What this task involves =>
Look through the data below and say how many of its lines contain "bien", adding nothing else.

(Dataset rows)
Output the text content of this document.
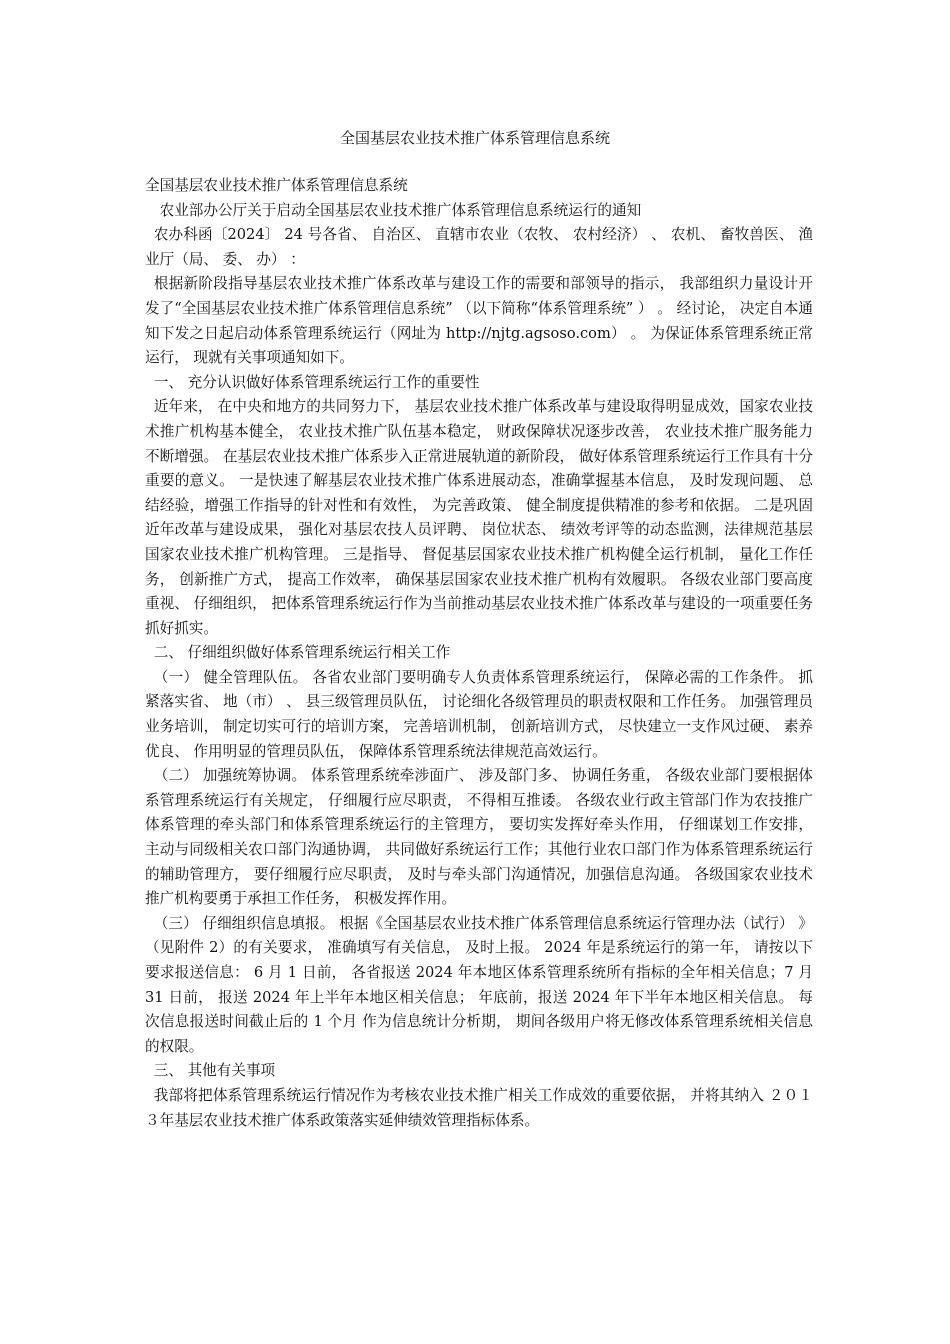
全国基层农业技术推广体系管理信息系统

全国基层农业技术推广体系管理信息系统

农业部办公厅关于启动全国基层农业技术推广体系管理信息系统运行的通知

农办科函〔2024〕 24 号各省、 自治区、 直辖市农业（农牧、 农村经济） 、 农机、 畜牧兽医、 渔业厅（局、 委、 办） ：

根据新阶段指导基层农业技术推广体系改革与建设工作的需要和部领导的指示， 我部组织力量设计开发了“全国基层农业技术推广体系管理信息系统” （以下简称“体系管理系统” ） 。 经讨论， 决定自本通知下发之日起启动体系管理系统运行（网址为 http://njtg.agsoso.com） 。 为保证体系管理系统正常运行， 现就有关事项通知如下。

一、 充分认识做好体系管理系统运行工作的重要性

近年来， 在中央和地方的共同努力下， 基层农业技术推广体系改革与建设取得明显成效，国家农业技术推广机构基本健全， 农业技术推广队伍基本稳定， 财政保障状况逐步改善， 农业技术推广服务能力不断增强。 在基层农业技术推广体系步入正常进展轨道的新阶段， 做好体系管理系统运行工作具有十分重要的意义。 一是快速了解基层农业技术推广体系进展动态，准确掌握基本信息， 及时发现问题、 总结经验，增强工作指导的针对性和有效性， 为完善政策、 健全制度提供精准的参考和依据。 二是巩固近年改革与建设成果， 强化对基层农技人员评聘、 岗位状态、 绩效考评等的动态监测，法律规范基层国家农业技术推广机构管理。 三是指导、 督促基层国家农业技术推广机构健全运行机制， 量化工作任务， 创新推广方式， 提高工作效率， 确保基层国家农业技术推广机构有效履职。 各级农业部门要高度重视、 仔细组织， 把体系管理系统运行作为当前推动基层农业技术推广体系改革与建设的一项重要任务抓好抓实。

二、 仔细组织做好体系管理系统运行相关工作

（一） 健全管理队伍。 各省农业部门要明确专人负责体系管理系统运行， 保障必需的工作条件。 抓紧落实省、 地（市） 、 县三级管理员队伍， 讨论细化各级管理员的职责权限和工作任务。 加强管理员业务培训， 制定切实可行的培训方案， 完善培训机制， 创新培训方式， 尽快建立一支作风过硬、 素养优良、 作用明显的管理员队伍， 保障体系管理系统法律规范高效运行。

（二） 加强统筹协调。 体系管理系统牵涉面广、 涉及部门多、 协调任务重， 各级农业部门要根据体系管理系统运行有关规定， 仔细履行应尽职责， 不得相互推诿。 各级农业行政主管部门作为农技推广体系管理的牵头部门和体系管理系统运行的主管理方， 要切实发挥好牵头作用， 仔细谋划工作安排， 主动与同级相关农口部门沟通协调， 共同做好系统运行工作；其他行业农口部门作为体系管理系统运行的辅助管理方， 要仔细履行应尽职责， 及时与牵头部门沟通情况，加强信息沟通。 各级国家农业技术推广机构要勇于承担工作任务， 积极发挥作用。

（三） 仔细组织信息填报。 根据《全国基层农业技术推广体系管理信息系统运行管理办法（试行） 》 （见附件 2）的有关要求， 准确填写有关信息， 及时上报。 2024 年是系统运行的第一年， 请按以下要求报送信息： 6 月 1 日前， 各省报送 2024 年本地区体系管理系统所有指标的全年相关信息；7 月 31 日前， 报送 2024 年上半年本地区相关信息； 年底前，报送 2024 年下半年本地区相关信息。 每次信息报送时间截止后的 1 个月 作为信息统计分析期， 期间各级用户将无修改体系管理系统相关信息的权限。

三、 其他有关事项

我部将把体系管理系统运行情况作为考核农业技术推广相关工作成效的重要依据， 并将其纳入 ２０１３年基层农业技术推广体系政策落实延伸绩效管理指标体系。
--
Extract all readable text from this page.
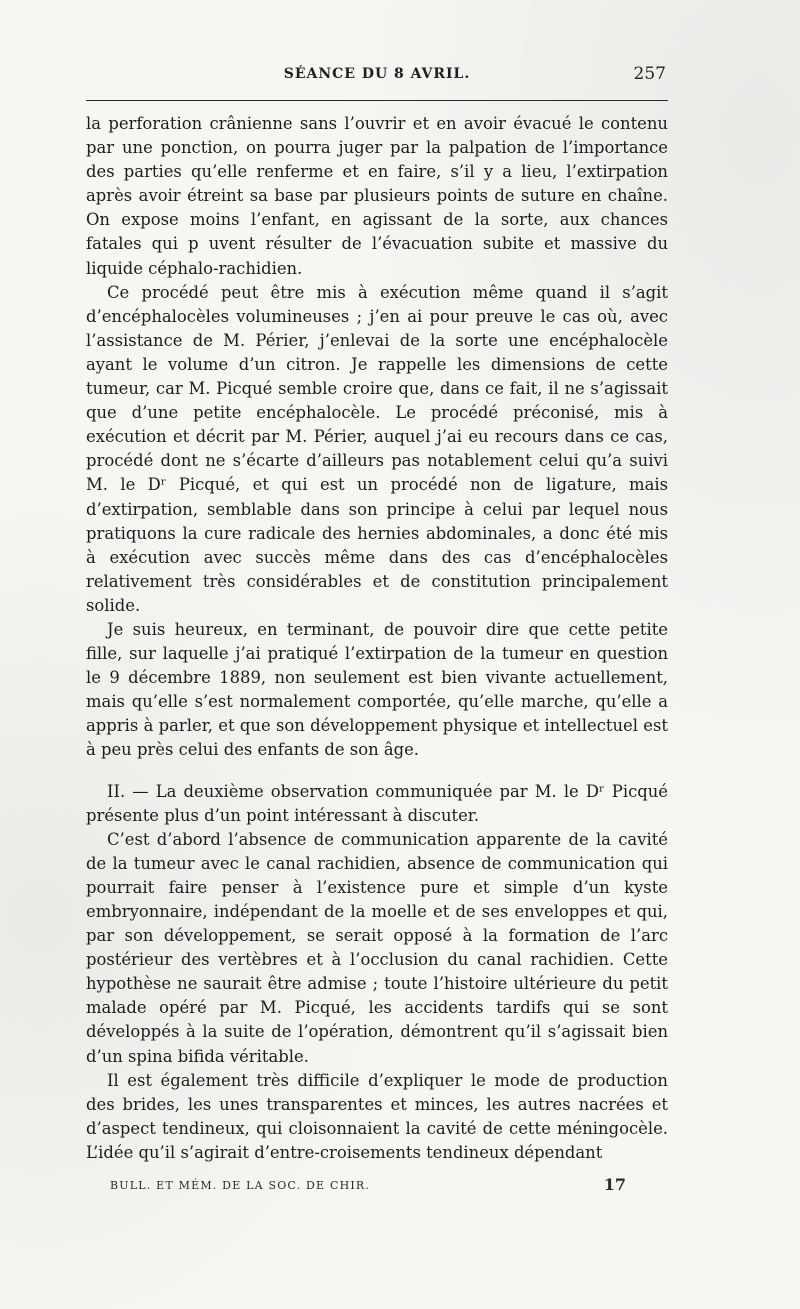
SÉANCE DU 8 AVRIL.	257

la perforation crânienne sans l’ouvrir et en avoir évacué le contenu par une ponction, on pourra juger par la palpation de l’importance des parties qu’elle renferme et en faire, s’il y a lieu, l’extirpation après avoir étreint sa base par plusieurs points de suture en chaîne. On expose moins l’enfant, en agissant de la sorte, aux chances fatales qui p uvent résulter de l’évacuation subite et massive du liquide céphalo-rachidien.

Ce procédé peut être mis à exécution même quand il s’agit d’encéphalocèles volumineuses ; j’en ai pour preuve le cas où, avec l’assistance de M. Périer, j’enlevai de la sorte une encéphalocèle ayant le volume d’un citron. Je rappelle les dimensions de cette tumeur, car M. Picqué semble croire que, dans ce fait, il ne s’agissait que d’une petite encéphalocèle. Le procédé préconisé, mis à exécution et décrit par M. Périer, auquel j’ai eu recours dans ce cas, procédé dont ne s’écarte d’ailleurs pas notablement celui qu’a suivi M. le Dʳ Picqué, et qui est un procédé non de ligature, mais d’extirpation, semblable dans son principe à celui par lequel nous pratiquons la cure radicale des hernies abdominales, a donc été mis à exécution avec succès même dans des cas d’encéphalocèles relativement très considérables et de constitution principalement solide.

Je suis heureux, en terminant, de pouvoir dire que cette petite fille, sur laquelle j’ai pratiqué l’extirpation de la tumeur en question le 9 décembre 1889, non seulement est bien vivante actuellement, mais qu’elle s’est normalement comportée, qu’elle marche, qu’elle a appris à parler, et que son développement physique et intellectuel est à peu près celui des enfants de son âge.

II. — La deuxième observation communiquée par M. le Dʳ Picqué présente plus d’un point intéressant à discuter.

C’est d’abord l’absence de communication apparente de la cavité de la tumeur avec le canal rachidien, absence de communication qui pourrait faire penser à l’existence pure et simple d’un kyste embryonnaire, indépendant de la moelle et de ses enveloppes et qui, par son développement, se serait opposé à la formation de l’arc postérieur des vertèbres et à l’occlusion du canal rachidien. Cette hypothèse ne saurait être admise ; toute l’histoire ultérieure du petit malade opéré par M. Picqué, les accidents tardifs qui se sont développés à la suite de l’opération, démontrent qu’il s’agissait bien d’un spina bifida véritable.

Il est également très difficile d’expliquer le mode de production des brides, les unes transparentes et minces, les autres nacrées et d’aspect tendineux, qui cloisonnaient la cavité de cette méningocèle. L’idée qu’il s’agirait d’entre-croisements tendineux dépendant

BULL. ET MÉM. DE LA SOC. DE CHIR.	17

Exercise solution =>
2